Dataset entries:
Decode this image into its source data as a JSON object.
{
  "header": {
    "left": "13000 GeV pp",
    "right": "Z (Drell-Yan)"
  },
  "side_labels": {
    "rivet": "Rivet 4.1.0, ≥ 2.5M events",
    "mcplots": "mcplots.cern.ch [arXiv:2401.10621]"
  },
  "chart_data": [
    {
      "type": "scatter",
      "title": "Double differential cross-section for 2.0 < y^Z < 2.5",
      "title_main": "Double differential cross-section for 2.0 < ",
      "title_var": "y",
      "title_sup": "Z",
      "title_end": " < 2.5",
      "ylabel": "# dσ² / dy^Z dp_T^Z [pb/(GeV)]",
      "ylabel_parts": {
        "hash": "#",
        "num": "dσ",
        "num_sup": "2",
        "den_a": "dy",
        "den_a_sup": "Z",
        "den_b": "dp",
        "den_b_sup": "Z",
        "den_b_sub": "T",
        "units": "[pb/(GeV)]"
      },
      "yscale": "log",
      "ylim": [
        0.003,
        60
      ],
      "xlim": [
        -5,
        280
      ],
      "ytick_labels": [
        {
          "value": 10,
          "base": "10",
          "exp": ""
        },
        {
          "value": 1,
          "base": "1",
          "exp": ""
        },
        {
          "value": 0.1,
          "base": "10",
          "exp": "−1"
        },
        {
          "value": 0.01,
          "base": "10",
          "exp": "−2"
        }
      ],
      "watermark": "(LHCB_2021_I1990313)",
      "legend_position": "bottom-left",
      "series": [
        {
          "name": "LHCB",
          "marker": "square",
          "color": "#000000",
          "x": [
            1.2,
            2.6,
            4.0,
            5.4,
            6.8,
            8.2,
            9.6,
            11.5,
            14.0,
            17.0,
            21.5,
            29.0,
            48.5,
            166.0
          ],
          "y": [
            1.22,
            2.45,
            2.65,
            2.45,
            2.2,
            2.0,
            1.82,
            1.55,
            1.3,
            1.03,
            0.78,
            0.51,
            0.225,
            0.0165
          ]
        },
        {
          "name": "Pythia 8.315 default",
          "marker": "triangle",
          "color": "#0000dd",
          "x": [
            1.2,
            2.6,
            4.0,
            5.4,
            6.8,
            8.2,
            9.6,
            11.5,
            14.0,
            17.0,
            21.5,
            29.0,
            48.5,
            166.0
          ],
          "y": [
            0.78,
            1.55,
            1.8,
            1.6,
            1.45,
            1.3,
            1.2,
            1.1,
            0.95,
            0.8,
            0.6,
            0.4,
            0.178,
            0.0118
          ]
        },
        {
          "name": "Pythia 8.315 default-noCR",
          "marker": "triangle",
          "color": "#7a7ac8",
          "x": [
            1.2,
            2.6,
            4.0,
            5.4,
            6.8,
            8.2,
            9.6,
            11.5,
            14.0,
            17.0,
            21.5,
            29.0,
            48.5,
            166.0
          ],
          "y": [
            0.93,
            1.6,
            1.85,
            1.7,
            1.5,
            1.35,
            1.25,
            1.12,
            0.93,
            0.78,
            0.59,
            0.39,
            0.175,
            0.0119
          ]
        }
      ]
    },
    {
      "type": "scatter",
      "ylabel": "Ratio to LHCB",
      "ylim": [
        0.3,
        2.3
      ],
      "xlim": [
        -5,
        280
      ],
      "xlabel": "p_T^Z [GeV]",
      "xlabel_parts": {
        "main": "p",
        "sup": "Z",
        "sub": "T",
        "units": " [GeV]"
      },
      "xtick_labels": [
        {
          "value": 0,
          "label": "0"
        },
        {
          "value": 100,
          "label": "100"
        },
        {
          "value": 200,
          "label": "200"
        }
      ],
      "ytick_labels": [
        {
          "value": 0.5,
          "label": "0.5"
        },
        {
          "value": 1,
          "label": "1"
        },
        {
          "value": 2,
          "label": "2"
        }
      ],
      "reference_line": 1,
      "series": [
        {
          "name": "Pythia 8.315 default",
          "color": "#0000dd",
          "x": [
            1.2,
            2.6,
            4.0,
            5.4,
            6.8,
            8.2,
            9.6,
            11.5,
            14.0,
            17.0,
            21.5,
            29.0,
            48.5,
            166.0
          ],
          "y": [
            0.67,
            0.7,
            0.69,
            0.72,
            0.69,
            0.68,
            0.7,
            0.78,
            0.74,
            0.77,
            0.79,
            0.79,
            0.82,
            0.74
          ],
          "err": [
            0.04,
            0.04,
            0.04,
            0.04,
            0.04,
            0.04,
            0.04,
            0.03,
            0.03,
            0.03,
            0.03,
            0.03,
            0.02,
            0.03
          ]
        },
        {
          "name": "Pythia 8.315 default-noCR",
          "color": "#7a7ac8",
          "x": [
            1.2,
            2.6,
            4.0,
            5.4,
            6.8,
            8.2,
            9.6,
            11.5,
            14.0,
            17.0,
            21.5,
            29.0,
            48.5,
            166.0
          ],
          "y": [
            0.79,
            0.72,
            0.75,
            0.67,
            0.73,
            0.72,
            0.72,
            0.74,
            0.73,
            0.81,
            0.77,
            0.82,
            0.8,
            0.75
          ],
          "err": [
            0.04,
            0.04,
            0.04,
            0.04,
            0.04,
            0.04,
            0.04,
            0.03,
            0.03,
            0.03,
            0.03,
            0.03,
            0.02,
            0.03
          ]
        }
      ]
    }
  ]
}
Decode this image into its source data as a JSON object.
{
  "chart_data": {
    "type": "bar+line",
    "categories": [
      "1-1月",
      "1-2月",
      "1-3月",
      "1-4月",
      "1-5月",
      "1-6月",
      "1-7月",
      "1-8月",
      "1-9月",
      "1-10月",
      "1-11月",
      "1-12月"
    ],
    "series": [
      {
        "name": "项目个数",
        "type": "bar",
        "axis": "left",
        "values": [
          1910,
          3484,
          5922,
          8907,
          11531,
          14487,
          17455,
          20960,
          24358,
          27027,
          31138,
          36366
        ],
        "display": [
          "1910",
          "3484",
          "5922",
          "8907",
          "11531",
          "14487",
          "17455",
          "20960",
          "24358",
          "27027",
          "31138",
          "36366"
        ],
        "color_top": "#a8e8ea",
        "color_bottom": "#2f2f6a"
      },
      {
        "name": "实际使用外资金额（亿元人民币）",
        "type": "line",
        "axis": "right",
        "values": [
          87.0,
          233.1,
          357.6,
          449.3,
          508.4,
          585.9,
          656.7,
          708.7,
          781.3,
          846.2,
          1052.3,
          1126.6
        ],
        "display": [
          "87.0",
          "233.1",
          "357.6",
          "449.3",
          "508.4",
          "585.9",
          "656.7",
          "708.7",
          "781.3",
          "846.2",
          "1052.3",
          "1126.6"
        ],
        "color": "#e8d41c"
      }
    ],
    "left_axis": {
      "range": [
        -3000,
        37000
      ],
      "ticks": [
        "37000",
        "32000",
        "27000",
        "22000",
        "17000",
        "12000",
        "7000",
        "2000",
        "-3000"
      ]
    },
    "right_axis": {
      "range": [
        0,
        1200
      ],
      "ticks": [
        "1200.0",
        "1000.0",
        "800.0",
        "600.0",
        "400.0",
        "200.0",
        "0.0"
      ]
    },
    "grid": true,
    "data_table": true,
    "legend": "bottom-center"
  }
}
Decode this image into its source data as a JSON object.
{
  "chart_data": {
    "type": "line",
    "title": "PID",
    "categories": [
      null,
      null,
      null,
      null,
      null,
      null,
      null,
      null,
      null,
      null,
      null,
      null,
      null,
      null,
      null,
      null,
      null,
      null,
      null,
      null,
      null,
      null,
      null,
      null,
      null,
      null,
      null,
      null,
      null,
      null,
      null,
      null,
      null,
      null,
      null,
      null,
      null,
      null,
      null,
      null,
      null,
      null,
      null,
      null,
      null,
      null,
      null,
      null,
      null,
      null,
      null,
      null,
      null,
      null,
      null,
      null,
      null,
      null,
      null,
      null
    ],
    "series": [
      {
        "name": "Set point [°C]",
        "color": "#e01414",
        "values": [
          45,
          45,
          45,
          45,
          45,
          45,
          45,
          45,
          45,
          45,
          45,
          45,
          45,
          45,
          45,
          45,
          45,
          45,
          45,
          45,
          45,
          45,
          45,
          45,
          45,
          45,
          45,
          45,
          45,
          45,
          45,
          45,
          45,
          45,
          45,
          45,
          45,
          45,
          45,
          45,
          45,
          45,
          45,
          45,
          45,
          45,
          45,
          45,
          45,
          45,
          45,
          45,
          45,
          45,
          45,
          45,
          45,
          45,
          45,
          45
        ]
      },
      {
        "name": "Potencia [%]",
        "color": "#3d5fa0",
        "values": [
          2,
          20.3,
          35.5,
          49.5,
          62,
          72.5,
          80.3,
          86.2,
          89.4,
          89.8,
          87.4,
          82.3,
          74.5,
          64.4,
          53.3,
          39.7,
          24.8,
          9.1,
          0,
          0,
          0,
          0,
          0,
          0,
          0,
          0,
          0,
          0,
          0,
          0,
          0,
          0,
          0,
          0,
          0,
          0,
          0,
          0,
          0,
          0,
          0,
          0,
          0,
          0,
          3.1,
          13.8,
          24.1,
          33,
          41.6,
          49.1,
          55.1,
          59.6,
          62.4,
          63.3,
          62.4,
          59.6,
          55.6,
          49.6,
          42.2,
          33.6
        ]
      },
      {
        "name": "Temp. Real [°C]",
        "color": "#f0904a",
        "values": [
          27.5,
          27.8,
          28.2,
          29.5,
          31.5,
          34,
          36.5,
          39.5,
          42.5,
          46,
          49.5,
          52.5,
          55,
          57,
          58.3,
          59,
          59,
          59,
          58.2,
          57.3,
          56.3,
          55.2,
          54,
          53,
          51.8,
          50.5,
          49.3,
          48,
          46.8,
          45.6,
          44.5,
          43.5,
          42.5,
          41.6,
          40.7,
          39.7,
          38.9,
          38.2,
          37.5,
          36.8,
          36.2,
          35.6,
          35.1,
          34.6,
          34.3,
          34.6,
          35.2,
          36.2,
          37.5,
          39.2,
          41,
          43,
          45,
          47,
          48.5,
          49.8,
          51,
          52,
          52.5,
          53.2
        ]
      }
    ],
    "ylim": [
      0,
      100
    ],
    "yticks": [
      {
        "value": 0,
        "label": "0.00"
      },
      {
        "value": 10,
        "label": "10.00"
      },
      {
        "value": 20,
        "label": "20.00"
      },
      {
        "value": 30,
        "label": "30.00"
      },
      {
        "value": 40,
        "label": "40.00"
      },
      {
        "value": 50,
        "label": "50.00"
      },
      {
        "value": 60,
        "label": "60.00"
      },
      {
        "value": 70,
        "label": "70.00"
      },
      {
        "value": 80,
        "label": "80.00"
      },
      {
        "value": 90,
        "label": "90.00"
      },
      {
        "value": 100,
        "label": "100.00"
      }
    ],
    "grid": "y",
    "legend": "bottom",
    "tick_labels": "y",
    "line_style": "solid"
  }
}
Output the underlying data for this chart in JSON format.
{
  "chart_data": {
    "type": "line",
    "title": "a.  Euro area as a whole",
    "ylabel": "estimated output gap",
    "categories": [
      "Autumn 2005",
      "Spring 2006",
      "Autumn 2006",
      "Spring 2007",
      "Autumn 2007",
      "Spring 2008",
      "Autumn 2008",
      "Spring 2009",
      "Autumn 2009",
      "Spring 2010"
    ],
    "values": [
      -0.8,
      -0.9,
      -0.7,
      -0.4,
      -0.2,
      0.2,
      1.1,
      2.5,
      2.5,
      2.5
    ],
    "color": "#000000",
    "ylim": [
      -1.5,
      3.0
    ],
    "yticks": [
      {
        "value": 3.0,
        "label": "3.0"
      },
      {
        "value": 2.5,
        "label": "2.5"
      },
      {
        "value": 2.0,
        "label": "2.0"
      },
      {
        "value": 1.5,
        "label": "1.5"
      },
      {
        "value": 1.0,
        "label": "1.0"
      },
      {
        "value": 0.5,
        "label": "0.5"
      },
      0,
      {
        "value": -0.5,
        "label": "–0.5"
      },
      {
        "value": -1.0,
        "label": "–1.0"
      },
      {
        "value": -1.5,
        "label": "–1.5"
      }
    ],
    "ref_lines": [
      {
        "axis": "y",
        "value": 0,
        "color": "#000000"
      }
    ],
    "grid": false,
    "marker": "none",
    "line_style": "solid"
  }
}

WHAT THE EXERCISE ASKS: Which lines include the word "Double"? Copy every one of them.

TASK RESULT:
      "title": "Double differential cross-section for 2.0 < y^Z < 2.5",
      "title_main": "Double differential cross-section for 2.0 < ",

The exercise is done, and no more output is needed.